Again, let's test time this function:

>>> print "Results equal (V1 vs V3): %s" % (np.array_equal(windowed_sum_v1(img), windowed_sum_v3(img)))
Results equal (V1 vs V3): True
>>> print "V2: %f ms" % time_fn(windowed_sum_v3, img, 20, 16)
V3: 46.652996 ms

We're down to 25% of the original time.

Improvement #3

We're working in floating point, but right now we don't do any divisions, and the kernel contains only ones and zeros. That means we could potentially work with integers. You mention the maximum window size is 50, which means we're safe with 16 bit signed integers. Integer math tends to be faster, and if the code we use is properly vectorized, we can potentially process twice at once. Let's give this a shot, and let's also provide a wrapper that returns the result in floating point format as the previous versions.

# Integer only
def windowed_sum_v4(img, ksize=20):
    kernel_l = np.array([[1] * (ksize) + [0]], dtype=np.int16)
    kernel_r = np.array([[0] + [1] * (ksize)], dtype=np.int16)
    kernel_u = np.array([[1]] * (ksize) + [[0]], dtype=np.int16)
    kernel_d = np.array([[0]] + [[1]] * (ksize), dtype=np.int16)

    left_thresh = cv2.filter2D(img, cv2.CV_16S, kernel_l, anchor=(ksize,0), borderType=cv2.BORDER_CONSTANT)
    right_thresh = cv2.filter2D(img, cv2.CV_16S, kernel_r, anchor=(0,0), borderType=cv2.BORDER_CONSTANT)
    up_thresh = cv2.filter2D(img, cv2.CV_16S, kernel_u, anchor=(0,ksize), borderType=cv2.BORDER_CONSTANT)
    down_thresh = cv2.filter2D(img, cv2.CV_16S, kernel_d, anchor=(0,0), borderType=cv2.BORDER_CONSTANT)

    return (left_thresh, right_thresh, up_thresh, down_thresh)

# Integer only, but returning floats    
def windowed_sum_v5(img, ksize=20):
    result = windowed_sum_v4(img, ksize)
    return map(np.float32,result)

Let's test this out.

>>> print "Results equal (V1 vs V4): %s" % (np.array_equal(windowed_sum_v1(img), windowed_sum_v4(img)))
Results equal (V1 vs V4): True
>>> print "Results equal (V1 vs V5): %s" % (np.array_equal(windowed_sum_v1(img), windowed_sum_v5(img)))
Results equal (V1 vs V5): True
>>> print "V4: %f ms" % time_fn(windowed_sum_v4, img, 20, 16)
V4: 14.712223 ms
>>> print "V5: %f ms" % time_fn(windowed_sum_v5, img, 20, 16)
V5: 20.859744 ms

We're down to 7% if we're fine with 16 bit integers, or to 10% if we want floats.

Further Improvements

Let's get back to the full thresholding function you wrote. Instead of dividing the sums as a separate step to obtain the average, we can scale the kernels such that filter2D returns the mean directly. This is only a small improvement (~3%).

Similarly, you can replace the addition or subtraction of C, by providing an appropriate delta for the filter2D call. This again shaves off a few percent.

N.B.: You might encounter few differences arising due to the limits of floating point representation if you implement the two above-mentioned changes.

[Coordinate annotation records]

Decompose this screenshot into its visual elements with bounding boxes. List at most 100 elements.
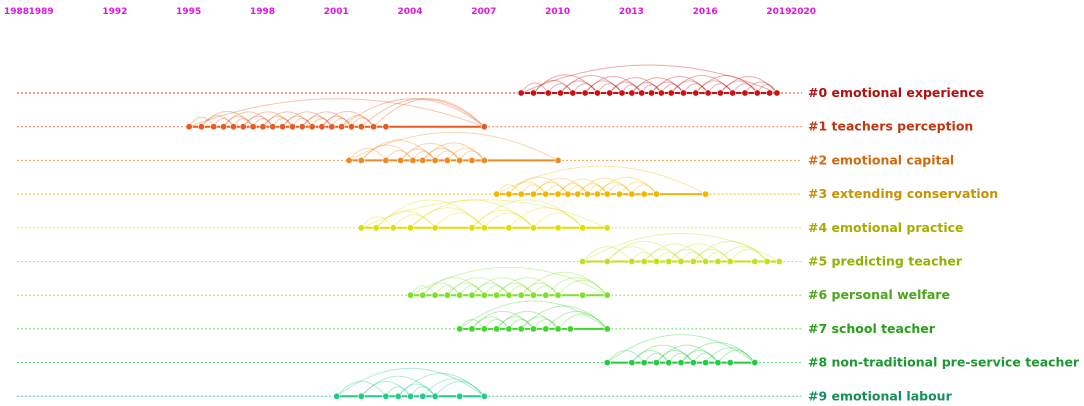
citation-node[interactable] — [689, 257, 697, 265]
citation-node[interactable] — [431, 224, 439, 232]
citation-node[interactable] — [753, 89, 761, 97]
citation-node[interactable] — [726, 359, 734, 367]
citation-node[interactable] — [542, 291, 550, 299]
citation-node[interactable] — [279, 123, 287, 131]
citation-node[interactable] — [493, 325, 501, 333]
citation-node[interactable] — [603, 190, 611, 198]
citation-node[interactable] — [564, 190, 572, 198]
citation-node[interactable] — [679, 89, 687, 97]
citation-node[interactable] — [726, 257, 734, 265]
citation-node[interactable] — [443, 291, 451, 299]
citation-node[interactable] — [480, 224, 488, 232]
citation-node[interactable] — [480, 291, 488, 299]
citation-node[interactable] — [431, 156, 439, 164]
citation-node[interactable] — [638, 89, 646, 97]
citation-node[interactable] — [419, 156, 427, 164]
citation-node[interactable] — [298, 123, 306, 131]
citation-node[interactable] — [529, 190, 537, 198]
citation-node[interactable] — [554, 190, 562, 198]
citation-node[interactable] — [505, 291, 513, 299]
citation-node[interactable] — [702, 359, 710, 367]
citation-node[interactable] — [505, 190, 513, 198]
citation-node[interactable] — [716, 89, 724, 97]
citation-node[interactable] — [347, 123, 355, 131]
citation-node[interactable] — [593, 89, 601, 97]
citation-node[interactable] — [557, 89, 565, 97]
citation-node[interactable] — [210, 123, 218, 131]
citation-node[interactable] — [648, 89, 656, 97]
citation-node[interactable] — [689, 359, 697, 367]
citation-node[interactable] — [542, 325, 550, 333]
citation-node[interactable] — [574, 190, 582, 198]
citation-node[interactable] — [677, 359, 685, 367]
citation-node[interactable] — [603, 325, 611, 333]
citation-node[interactable] — [618, 89, 626, 97]
citation-node[interactable] — [409, 156, 417, 164]
citation-node[interactable] — [382, 156, 390, 164]
citation-node[interactable] — [357, 392, 365, 400]
citation-node[interactable] — [288, 123, 296, 131]
citation-node[interactable] — [480, 325, 488, 333]
citation-node[interactable] — [606, 89, 614, 97]
citation-node[interactable] — [584, 190, 592, 198]
citation-node[interactable] — [431, 291, 439, 299]
citation-node[interactable] — [372, 224, 380, 232]
citation-node[interactable] — [517, 291, 525, 299]
citation-node[interactable] — [480, 392, 488, 400]
citation-node[interactable] — [554, 156, 562, 164]
citation-node[interactable] — [763, 257, 771, 265]
citation-node[interactable] — [239, 123, 247, 131]
citation-node[interactable] — [773, 89, 781, 97]
citation-node[interactable] — [370, 123, 378, 131]
citation-node[interactable] — [729, 89, 737, 97]
citation-node[interactable] — [406, 392, 414, 400]
citation-node[interactable] — [318, 123, 326, 131]
citation-node[interactable] — [714, 359, 722, 367]
citation-node[interactable] — [616, 190, 624, 198]
citation-node[interactable] — [554, 224, 562, 232]
citation-node[interactable] — [197, 123, 205, 131]
citation-node[interactable] — [554, 291, 562, 299]
citation-node[interactable] — [468, 325, 476, 333]
citation-node[interactable] — [566, 325, 574, 333]
citation-node[interactable] — [229, 123, 237, 131]
citation-node[interactable] — [249, 123, 257, 131]
citation-node[interactable] — [704, 89, 712, 97]
citation-node[interactable] — [579, 291, 587, 299]
citation-node[interactable] — [259, 123, 267, 131]
citation-node[interactable] — [751, 359, 759, 367]
citation-node[interactable] — [702, 190, 710, 198]
citation-node[interactable] — [665, 359, 673, 367]
citation-node[interactable] — [338, 123, 346, 131]
citation-node[interactable] — [692, 89, 700, 97]
citation-node[interactable] — [628, 257, 636, 265]
citation-node[interactable] — [468, 156, 476, 164]
citation-node[interactable] — [652, 190, 660, 198]
citation-node[interactable] — [603, 359, 611, 367]
citation-node[interactable] — [419, 392, 427, 400]
citation-node[interactable] — [456, 291, 464, 299]
citation-node[interactable] — [443, 156, 451, 164]
citation-node[interactable] — [397, 156, 405, 164]
citation-node[interactable] — [579, 257, 587, 265]
citation-node[interactable] — [456, 392, 464, 400]
citation-node[interactable] — [394, 392, 402, 400]
citation-node[interactable] — [419, 291, 427, 299]
citation-node[interactable] — [640, 257, 648, 265]
citation-node[interactable] — [766, 89, 774, 97]
citation-node[interactable] — [357, 224, 365, 232]
citation-node[interactable] — [345, 156, 353, 164]
citation-node[interactable] — [517, 89, 525, 97]
citation-node[interactable] — [333, 392, 341, 400]
citation-node[interactable] — [628, 190, 636, 198]
citation-node[interactable] — [657, 89, 665, 97]
citation-node[interactable] — [185, 123, 193, 131]
citation-node[interactable] — [652, 359, 660, 367]
citation-node[interactable] — [406, 224, 414, 232]
citation-node[interactable] — [357, 123, 365, 131]
citation-node[interactable] — [529, 89, 537, 97]
citation-node[interactable] — [542, 190, 550, 198]
citation-node[interactable] — [640, 359, 648, 367]
citation-node[interactable] — [667, 89, 675, 97]
citation-node[interactable] — [579, 224, 587, 232]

PROBLEM = Reproduce the filtering walkthrough above word for word, beginning at the words "V3: 46.652996 ms" and stopping after "[[1]] * (ksize), dtype=np.int16)".

RESPONSE BELOW =
V3: 46.652996 ms

We're down to 25% of the original time.

Improvement #3

We're working in floating point, but right now we don't do any divisions, and the kernel contains only ones and zeros. That means we could potentially work with integers. You mention the maximum window size is 50, which means we're safe with 16 bit signed integers. Integer math tends to be faster, and if the code we use is properly vectorized, we can potentially process twice at once. Let's give this a shot, and let's also provide a wrapper that returns the result in floating point format as the previous versions.

# Integer only
def windowed_sum_v4(img, ksize=20):
    kernel_l = np.array([[1] * (ksize) + [0]], dtype=np.int16)
    kernel_r = np.array([[0] + [1] * (ksize)], dtype=np.int16)
    kernel_u = np.array([[1]] * (ksize) + [[0]], dtype=np.int16)
    kernel_d = np.array([[0]] + [[1]] * (ksize), dtype=np.int16)